**REQUIREMENTS**
Copy all of the entries below word for word, leaving the pictures out.

— START —

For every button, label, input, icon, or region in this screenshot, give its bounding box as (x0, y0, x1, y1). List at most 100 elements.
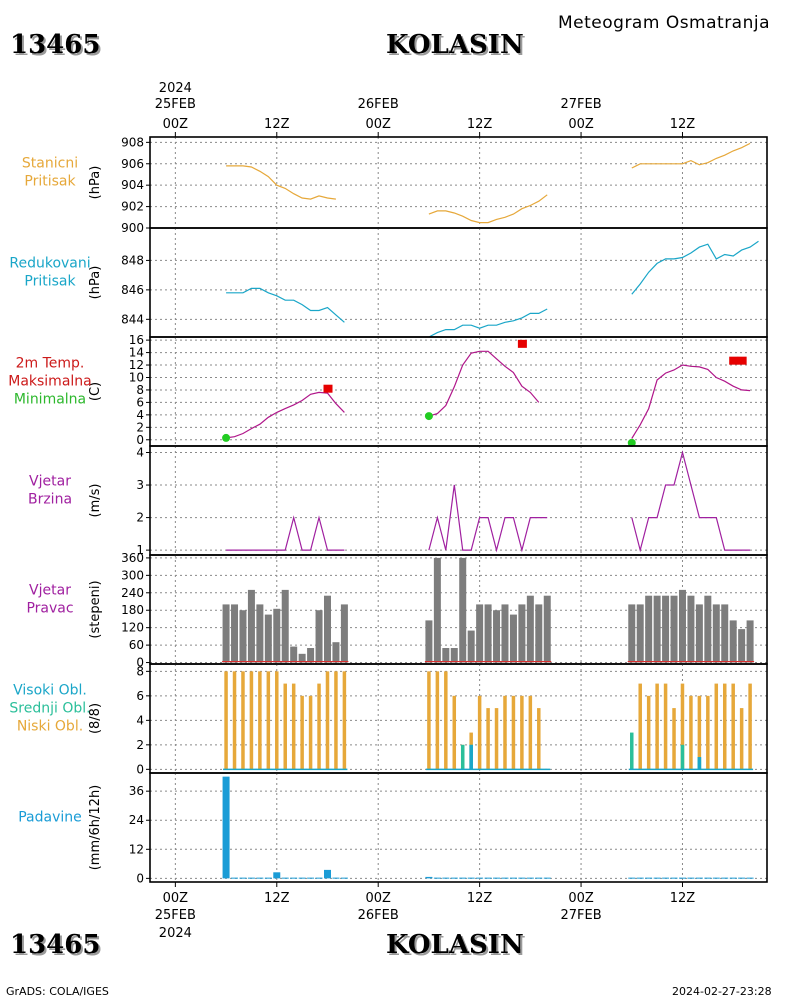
panel-frame (149, 227, 768, 338)
precipitation-bar (662, 877, 670, 879)
precipitation-bar (687, 877, 695, 879)
wind-direction-bar (628, 604, 636, 663)
wind-direction-bar (323, 595, 331, 663)
footer-credit: GrADS: COLA/IGES (6, 985, 109, 998)
panel-label: Vjetar (29, 474, 71, 490)
y-tick-label: 360 (121, 551, 144, 565)
time-label-bottom: 26FEB (358, 908, 399, 923)
precipitation-bar (340, 877, 348, 879)
precipitation-bar (290, 877, 298, 879)
cloud-bar (300, 695, 304, 770)
precipitation-bar (298, 877, 306, 879)
panel-unit-label: (C) (88, 382, 103, 401)
panel-label: Visoki Obl. (13, 683, 87, 699)
y-tick-label: 60 (129, 638, 144, 652)
cloud-bar (714, 683, 719, 770)
precipitation-bar (459, 877, 467, 879)
wind-direction-bar (273, 608, 281, 663)
footer-station-name: KOLASIN (386, 930, 524, 960)
time-label-top: 00Z (365, 117, 391, 132)
panel-label: Brzina (28, 492, 72, 508)
cloud-bar (283, 683, 287, 770)
panel-unit-label: (8/8) (88, 703, 103, 734)
y-tick-label: 6 (136, 689, 144, 703)
series-line (428, 308, 548, 338)
wind-direction-bar (222, 604, 230, 663)
wind-direction-bar (721, 604, 729, 663)
header-station-id: 13465 (10, 30, 101, 60)
precipitation-bar (509, 877, 517, 879)
cloud-bar (308, 695, 313, 770)
precipitation-bar (746, 877, 754, 879)
time-label-bottom: 25FEB (155, 908, 196, 923)
cloud-bar (435, 671, 440, 770)
precipitation-bar (712, 877, 720, 879)
y-tick-label: 14 (129, 346, 144, 360)
wind-direction-bar (281, 589, 289, 663)
y-tick-label: 180 (121, 603, 144, 617)
cloud-bar (342, 671, 347, 770)
wind-direction-bar (442, 648, 450, 663)
precipitation-bar (543, 877, 551, 879)
precipitation-bar (645, 877, 653, 879)
wind-direction-bar (290, 646, 298, 663)
panel-label: Pritisak (24, 274, 76, 290)
series-line (428, 350, 540, 417)
time-label-top: 25FEB (155, 97, 196, 112)
y-tick-label: 1 (136, 543, 144, 557)
wind-direction-bar (712, 604, 720, 663)
time-label-top: 12Z (467, 117, 493, 132)
series-line (428, 194, 548, 224)
precipitation-bar (670, 877, 678, 879)
y-tick-label: 240 (121, 586, 144, 600)
panel-frame (149, 336, 768, 447)
y-tick-label: 902 (121, 200, 144, 214)
wind-direction-bar (493, 610, 501, 663)
min-temp-marker (424, 412, 433, 421)
y-tick-label: 4 (136, 408, 144, 422)
time-label-bottom: 00Z (568, 891, 594, 906)
header-station-name: KOLASIN (386, 30, 524, 60)
y-tick-label: 8 (136, 664, 144, 678)
series-line (226, 515, 345, 551)
precipitation-bar (273, 872, 281, 879)
y-tick-label: 2 (136, 738, 144, 752)
cloud-bar (503, 695, 507, 770)
wind-direction-bar (459, 557, 467, 663)
time-label-top: 00Z (568, 117, 594, 132)
wind-direction-bar (231, 604, 239, 663)
wind-direction-bar (264, 614, 272, 663)
y-tick-label: 8 (136, 383, 144, 397)
cloud-bar (266, 671, 271, 770)
wind-direction-bar (746, 620, 754, 663)
wind-direction-bar (543, 595, 551, 663)
cloud-bar (224, 671, 228, 770)
cloud-bar (663, 683, 668, 770)
panel-unit-label: (hPa) (88, 266, 103, 300)
precipitation-bar (264, 877, 272, 879)
precipitation-bar (239, 877, 247, 879)
y-tick-label: 16 (129, 333, 144, 347)
footer-station-id: 13465 (10, 930, 101, 960)
series-line (226, 287, 345, 323)
y-tick-label: 36 (129, 784, 144, 798)
y-tick-label: 3 (136, 478, 144, 492)
wind-direction-bar (425, 620, 433, 663)
cloud-bar (680, 744, 685, 770)
wind-direction-bar (476, 604, 484, 663)
time-label-top: 2024 (159, 81, 192, 96)
y-tick-label: 908 (121, 135, 144, 149)
cloud-bar (520, 695, 524, 770)
precipitation-bar (484, 877, 492, 879)
y-tick-label: 848 (121, 253, 144, 267)
series-line (226, 391, 345, 439)
cloud-bar (748, 683, 752, 770)
wind-direction-bar (662, 595, 670, 663)
series-line (631, 364, 751, 439)
time-label-bottom: 00Z (365, 891, 391, 906)
cloud-bar (672, 708, 676, 770)
precipitation-bar (695, 877, 703, 879)
wind-direction-bar (484, 604, 492, 663)
max-temp-marker (323, 384, 333, 393)
precipitation-bar (729, 877, 737, 879)
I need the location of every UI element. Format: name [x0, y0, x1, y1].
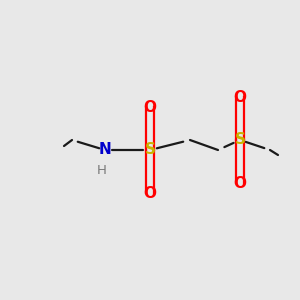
Text: O: O: [233, 176, 247, 190]
Text: N: N: [99, 142, 111, 158]
Text: O: O: [143, 100, 157, 115]
Text: S: S: [145, 142, 155, 158]
Text: S: S: [235, 133, 245, 148]
Text: O: O: [233, 89, 247, 104]
Text: H: H: [97, 164, 107, 176]
Text: O: O: [143, 185, 157, 200]
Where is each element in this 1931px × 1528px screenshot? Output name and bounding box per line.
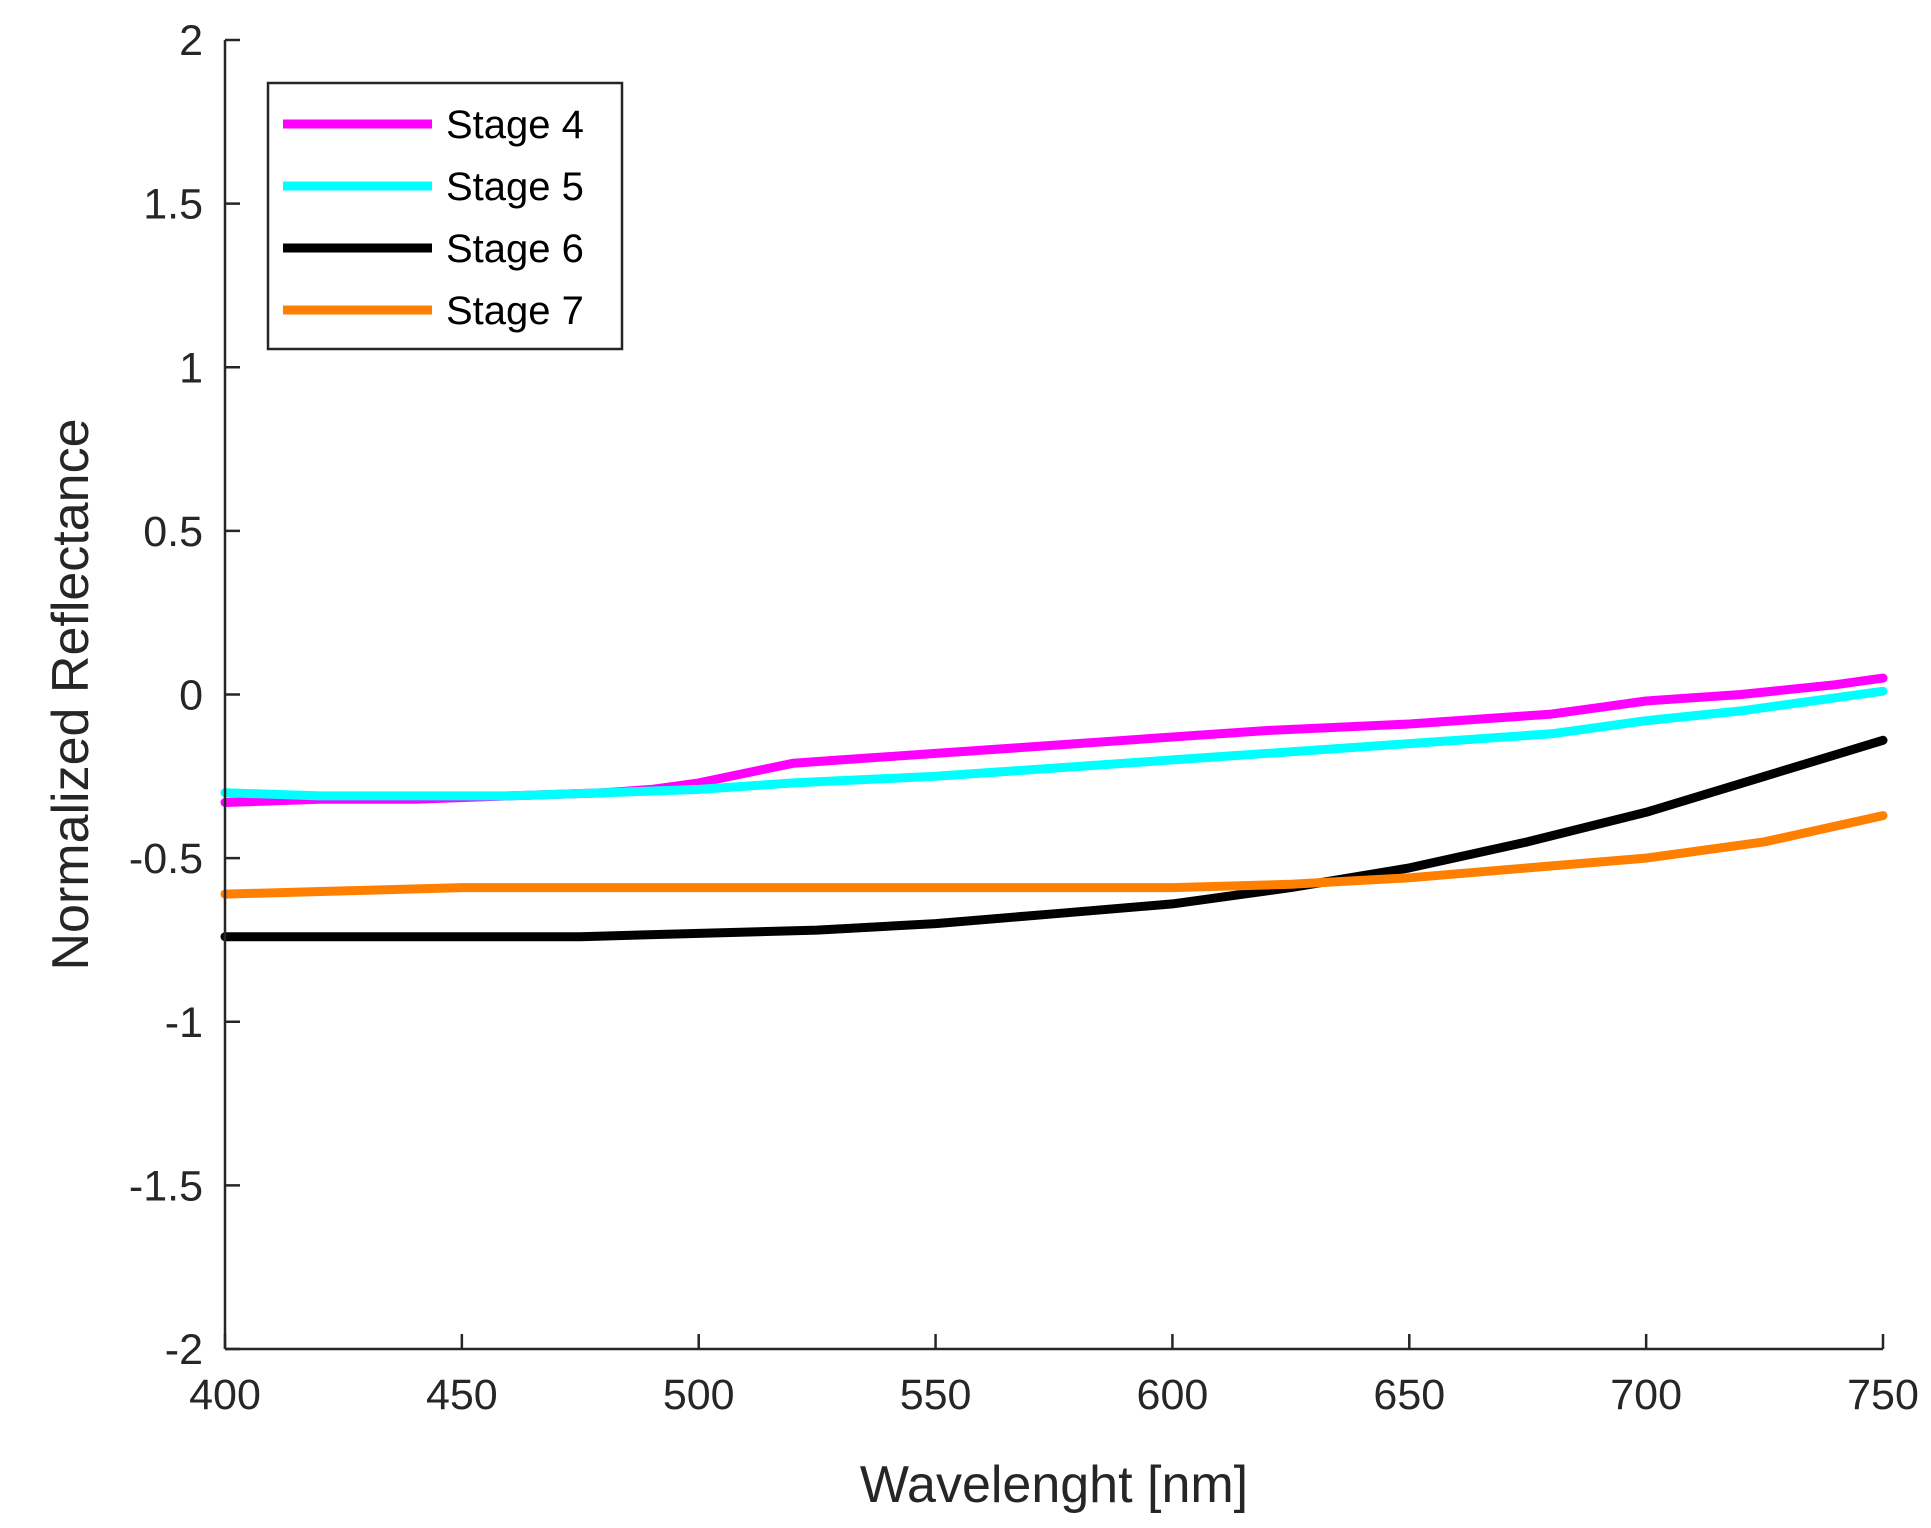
x-tick-label: 750 (1847, 1371, 1919, 1419)
x-tick-label: 650 (1373, 1371, 1445, 1419)
x-axis-ticks: 400 450 500 550 600 650 700 750 (189, 1334, 1919, 1419)
x-tick-label: 450 (426, 1371, 498, 1419)
x-axis-title: Wavelenght [nm] (860, 1456, 1248, 1514)
series-line-stage-6 (220, 735, 1888, 942)
y-tick-label: -0.5 (129, 835, 203, 883)
y-tick-label: 1.5 (143, 181, 203, 229)
x-tick-label: 600 (1137, 1371, 1209, 1419)
legend: Stage 4 Stage 5 Stage 6 Stage 7 (266, 81, 624, 351)
legend-label: Stage 5 (446, 165, 584, 209)
y-tick-label: -1 (165, 999, 203, 1047)
x-tick-label: 550 (900, 1371, 972, 1419)
y-tick-label: -2 (165, 1326, 203, 1374)
series-layer (220, 673, 1888, 942)
legend-label: Stage 7 (446, 289, 584, 333)
x-tick-label: 400 (189, 1371, 261, 1419)
x-tick-label: 700 (1610, 1371, 1682, 1419)
series-line-stage-4 (220, 673, 1888, 807)
series-line-stage-7 (220, 811, 1888, 899)
legend-label: Stage 4 (446, 103, 584, 147)
series-line-stage-5 (220, 686, 1888, 801)
y-axis-title: Normalized Reflectance (42, 418, 100, 970)
legend-label: Stage 6 (446, 227, 584, 271)
y-tick-label: 1 (179, 344, 203, 392)
y-tick-label: 0 (179, 672, 203, 720)
y-tick-label: -1.5 (129, 1162, 203, 1210)
y-tick-label: 2 (179, 17, 203, 65)
y-tick-label: 0.5 (143, 508, 203, 556)
legend-items: Stage 4 Stage 5 Stage 6 Stage 7 (283, 103, 584, 333)
plot-area: 400 450 500 550 600 650 700 750 -2 -1.5 -1 -0.5 0 0.… (129, 17, 1919, 1419)
x-tick-label: 500 (663, 1371, 735, 1419)
y-axis-ticks: -2 -1.5 -1 -0.5 0 0.5 1 1.5 2 (129, 17, 240, 1374)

— END —

**OUTPUT**
For every button, label, input, icon, or region in this screenshot, give its bounding box as (x0, y0, x1, y1). List at most 100 elements.
panel-frame (149, 227, 768, 338)
precipitation-bar (662, 877, 670, 879)
precipitation-bar (687, 877, 695, 879)
wind-direction-bar (628, 604, 636, 663)
wind-direction-bar (323, 595, 331, 663)
footer-credit: GrADS: COLA/IGES (6, 985, 109, 998)
panel-label: Vjetar (29, 474, 71, 490)
y-tick-label: 360 (121, 551, 144, 565)
time-label-bottom: 26FEB (358, 908, 399, 923)
precipitation-bar (340, 877, 348, 879)
precipitation-bar (290, 877, 298, 879)
cloud-bar (300, 695, 304, 770)
precipitation-bar (298, 877, 306, 879)
panel-unit-label: (C) (88, 382, 103, 401)
panel-label: Visoki Obl. (13, 683, 87, 699)
y-tick-label: 60 (129, 638, 144, 652)
cloud-bar (714, 683, 719, 770)
precipitation-bar (459, 877, 467, 879)
wind-direction-bar (273, 608, 281, 663)
footer-station-name: KOLASIN (386, 930, 524, 960)
time-label-top: 00Z (365, 117, 391, 132)
panel-label: Brzina (28, 492, 72, 508)
cloud-bar (283, 683, 287, 770)
panel-unit-label: (8/8) (88, 703, 103, 734)
y-tick-label: 6 (136, 689, 144, 703)
series-line (428, 308, 548, 338)
wind-direction-bar (222, 604, 230, 663)
wind-direction-bar (721, 604, 729, 663)
header-station-id: 13465 (10, 30, 101, 60)
precipitation-bar (509, 877, 517, 879)
cloud-bar (308, 695, 313, 770)
precipitation-bar (746, 877, 754, 879)
time-label-bottom: 25FEB (155, 908, 196, 923)
cloud-bar (435, 671, 440, 770)
precipitation-bar (712, 877, 720, 879)
y-tick-label: 14 (129, 346, 144, 360)
wind-direction-bar (281, 589, 289, 663)
y-tick-label: 180 (121, 603, 144, 617)
cloud-bar (342, 671, 347, 770)
wind-direction-bar (442, 648, 450, 663)
precipitation-bar (543, 877, 551, 879)
precipitation-bar (645, 877, 653, 879)
wind-direction-bar (290, 646, 298, 663)
panel-label: Pritisak (24, 274, 76, 290)
series-line (428, 350, 540, 417)
time-label-top: 25FEB (155, 97, 196, 112)
y-tick-label: 1 (136, 543, 144, 557)
wind-direction-bar (712, 604, 720, 663)
time-label-top: 12Z (467, 117, 493, 132)
series-line (428, 194, 548, 224)
precipitation-bar (670, 877, 678, 879)
y-tick-label: 240 (121, 586, 144, 600)
panel-frame (149, 336, 768, 447)
y-tick-label: 902 (121, 200, 144, 214)
wind-direction-bar (493, 610, 501, 663)
min-temp-marker (424, 412, 433, 421)
y-tick-label: 4 (136, 408, 144, 422)
time-label-bottom: 00Z (568, 891, 594, 906)
header-station-name: KOLASIN (386, 30, 524, 60)
y-tick-label: 8 (136, 664, 144, 678)
series-line (226, 515, 345, 551)
precipitation-bar (273, 872, 281, 879)
y-tick-label: 2 (136, 738, 144, 752)
cloud-bar (503, 695, 507, 770)
wind-direction-bar (459, 557, 467, 663)
time-label-top: 00Z (568, 117, 594, 132)
wind-direction-bar (231, 604, 239, 663)
wind-direction-bar (264, 614, 272, 663)
y-tick-label: 8 (136, 383, 144, 397)
cloud-bar (266, 671, 271, 770)
wind-direction-bar (746, 620, 754, 663)
wind-direction-bar (543, 595, 551, 663)
cloud-bar (224, 671, 228, 770)
cloud-bar (663, 683, 668, 770)
panel-unit-label: (hPa) (88, 266, 103, 300)
precipitation-bar (264, 877, 272, 879)
precipitation-bar (239, 877, 247, 879)
y-tick-label: 16 (129, 333, 144, 347)
footer-station-id: 13465 (10, 930, 101, 960)
series-line (226, 287, 345, 323)
y-tick-label: 36 (129, 784, 144, 798)
y-tick-label: 3 (136, 478, 144, 492)
wind-direction-bar (425, 620, 433, 663)
cloud-bar (680, 744, 685, 770)
wind-direction-bar (476, 604, 484, 663)
time-label-top: 2024 (159, 81, 192, 96)
y-tick-label: 908 (121, 135, 144, 149)
cloud-bar (520, 695, 524, 770)
precipitation-bar (484, 877, 492, 879)
y-tick-label: 848 (121, 253, 144, 267)
series-line (226, 391, 345, 439)
cloud-bar (748, 683, 752, 770)
wind-direction-bar (662, 595, 670, 663)
series-line (631, 364, 751, 439)
time-label-bottom: 00Z (365, 891, 391, 906)
cloud-bar (672, 708, 676, 770)
precipitation-bar (695, 877, 703, 879)
wind-direction-bar (484, 604, 492, 663)
max-temp-marker (323, 384, 333, 393)
precipitation-bar (729, 877, 737, 879)
I need the location of every UI element. Format: name [x0, y0, x1, y1].
Text: O: O: [233, 176, 247, 190]
Text: N: N: [99, 142, 111, 158]
Text: O: O: [143, 100, 157, 115]
Text: S: S: [145, 142, 155, 158]
Text: S: S: [235, 133, 245, 148]
Text: O: O: [233, 89, 247, 104]
Text: H: H: [97, 164, 107, 176]
Text: O: O: [143, 185, 157, 200]
Where is each element in this 1931px × 1528px screenshot? Output name and bounding box per line.
x-tick-label: 750 (1847, 1371, 1919, 1419)
x-tick-label: 650 (1373, 1371, 1445, 1419)
x-axis-ticks: 400 450 500 550 600 650 700 750 (189, 1334, 1919, 1419)
x-tick-label: 450 (426, 1371, 498, 1419)
x-axis-title: Wavelenght [nm] (860, 1456, 1248, 1514)
series-line-stage-6 (220, 735, 1888, 942)
y-tick-label: -0.5 (129, 835, 203, 883)
y-tick-label: 1.5 (143, 181, 203, 229)
x-tick-label: 600 (1137, 1371, 1209, 1419)
legend: Stage 4 Stage 5 Stage 6 Stage 7 (266, 81, 624, 351)
legend-label: Stage 5 (446, 165, 584, 209)
y-tick-label: -1 (165, 999, 203, 1047)
x-tick-label: 550 (900, 1371, 972, 1419)
y-tick-label: -2 (165, 1326, 203, 1374)
series-layer (220, 673, 1888, 942)
legend-label: Stage 7 (446, 289, 584, 333)
x-tick-label: 400 (189, 1371, 261, 1419)
x-tick-label: 700 (1610, 1371, 1682, 1419)
series-line-stage-4 (220, 673, 1888, 807)
series-line-stage-7 (220, 811, 1888, 899)
legend-label: Stage 4 (446, 103, 584, 147)
series-line-stage-5 (220, 686, 1888, 801)
y-axis-title: Normalized Reflectance (42, 418, 100, 970)
legend-label: Stage 6 (446, 227, 584, 271)
y-tick-label: 1 (179, 344, 203, 392)
y-tick-label: 0 (179, 672, 203, 720)
y-tick-label: -1.5 (129, 1162, 203, 1210)
y-tick-label: 2 (179, 17, 203, 65)
y-tick-label: 0.5 (143, 508, 203, 556)
legend-items: Stage 4 Stage 5 Stage 6 Stage 7 (283, 103, 584, 333)
plot-area: 400 450 500 550 600 650 700 750 -2 -1.5 -1 -0.5 0 0.… (129, 17, 1919, 1419)
x-tick-label: 500 (663, 1371, 735, 1419)
y-axis-ticks: -2 -1.5 -1 -0.5 0 0.5 1 1.5 2 (129, 17, 240, 1374)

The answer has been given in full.